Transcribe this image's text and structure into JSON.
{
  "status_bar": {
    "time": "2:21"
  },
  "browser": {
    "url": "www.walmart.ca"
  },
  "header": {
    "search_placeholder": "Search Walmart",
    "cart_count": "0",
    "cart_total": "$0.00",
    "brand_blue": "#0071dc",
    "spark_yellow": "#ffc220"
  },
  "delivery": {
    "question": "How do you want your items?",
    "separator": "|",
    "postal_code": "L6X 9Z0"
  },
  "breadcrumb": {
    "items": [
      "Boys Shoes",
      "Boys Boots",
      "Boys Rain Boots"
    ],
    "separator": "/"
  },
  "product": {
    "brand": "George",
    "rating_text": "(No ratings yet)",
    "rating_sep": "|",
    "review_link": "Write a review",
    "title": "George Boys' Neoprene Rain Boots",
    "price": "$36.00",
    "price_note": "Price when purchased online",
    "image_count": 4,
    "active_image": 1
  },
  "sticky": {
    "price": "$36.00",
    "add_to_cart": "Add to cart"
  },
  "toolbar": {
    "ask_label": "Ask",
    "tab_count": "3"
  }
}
══════════════════════════════
| Requirement |
Give the data again, exactly as it stands.

| Task result |
Transcribe this image's text and structure into JSON.
{
  "status_bar": {
    "time": "2:21"
  },
  "browser": {
    "url": "www.walmart.ca"
  },
  "header": {
    "search_placeholder": "Search Walmart",
    "cart_count": "0",
    "cart_total": "$0.00",
    "brand_blue": "#0071dc",
    "spark_yellow": "#ffc220"
  },
  "delivery": {
    "question": "How do you want your items?",
    "separator": "|",
    "postal_code": "L6X 9Z0"
  },
  "breadcrumb": {
    "items": [
      "Boys Shoes",
      "Boys Boots",
      "Boys Rain Boots"
    ],
    "separator": "/"
  },
  "product": {
    "brand": "George",
    "rating_text": "(No ratings yet)",
    "rating_sep": "|",
    "review_link": "Write a review",
    "title": "George Boys' Neoprene Rain Boots",
    "price": "$36.00",
    "price_note": "Price when purchased online",
    "image_count": 4,
    "active_image": 1
  },
  "sticky": {
    "price": "$36.00",
    "add_to_cart": "Add to cart"
  },
  "toolbar": {
    "ask_label": "Ask",
    "tab_count": "3"
  }
}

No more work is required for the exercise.